## RECORDS PROVIDED
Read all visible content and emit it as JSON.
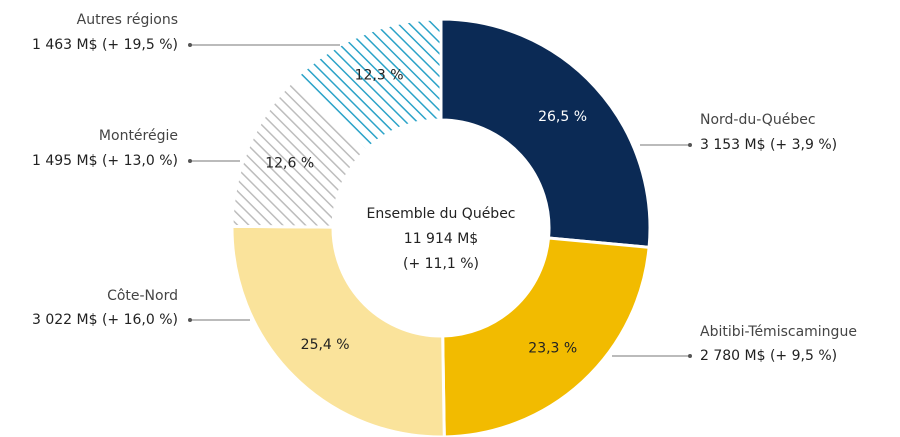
{
  "chart_data": {
    "type": "pie",
    "donut": true,
    "categories": [
      "Nord-du-Québec",
      "Abitibi-Témiscamingue",
      "Côte-Nord",
      "Montérégie",
      "Autres régions"
    ],
    "values": [
      26.5,
      23.3,
      25.4,
      12.6,
      12.3
    ],
    "value_labels": [
      "26,5 %",
      "23,3 %",
      "25,4 %",
      "12,6 %",
      "12,3 %"
    ],
    "amount_labels": [
      "3 153 M$ (+ 3,9 %)",
      "2 780 M$ (+ 9,5 %)",
      "3 022 M$ (+ 16,0 %)",
      "1 495 M$ (+ 13,0 %)",
      "1 463 M$ (+ 19,5 %)"
    ],
    "colors": [
      "#0b2a55",
      "#f2bb00",
      "#fae39b",
      "#bdbdbd",
      "#2ba3c8"
    ],
    "hatched": [
      false,
      false,
      false,
      true,
      true
    ],
    "center_text": [
      "Ensemble du Québec",
      "11 914 M$",
      "(+ 11,1 %)"
    ]
  }
}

## SET PROBLEM
The records above are to be quoted exactly, with all pictures left out.

## CORRECT RESULT
Read all visible content and emit it as JSON.
{
  "chart_data": {
    "type": "pie",
    "donut": true,
    "categories": [
      "Nord-du-Québec",
      "Abitibi-Témiscamingue",
      "Côte-Nord",
      "Montérégie",
      "Autres régions"
    ],
    "values": [
      26.5,
      23.3,
      25.4,
      12.6,
      12.3
    ],
    "value_labels": [
      "26,5 %",
      "23,3 %",
      "25,4 %",
      "12,6 %",
      "12,3 %"
    ],
    "amount_labels": [
      "3 153 M$ (+ 3,9 %)",
      "2 780 M$ (+ 9,5 %)",
      "3 022 M$ (+ 16,0 %)",
      "1 495 M$ (+ 13,0 %)",
      "1 463 M$ (+ 19,5 %)"
    ],
    "colors": [
      "#0b2a55",
      "#f2bb00",
      "#fae39b",
      "#bdbdbd",
      "#2ba3c8"
    ],
    "hatched": [
      false,
      false,
      false,
      true,
      true
    ],
    "center_text": [
      "Ensemble du Québec",
      "11 914 M$",
      "(+ 11,1 %)"
    ]
  }
}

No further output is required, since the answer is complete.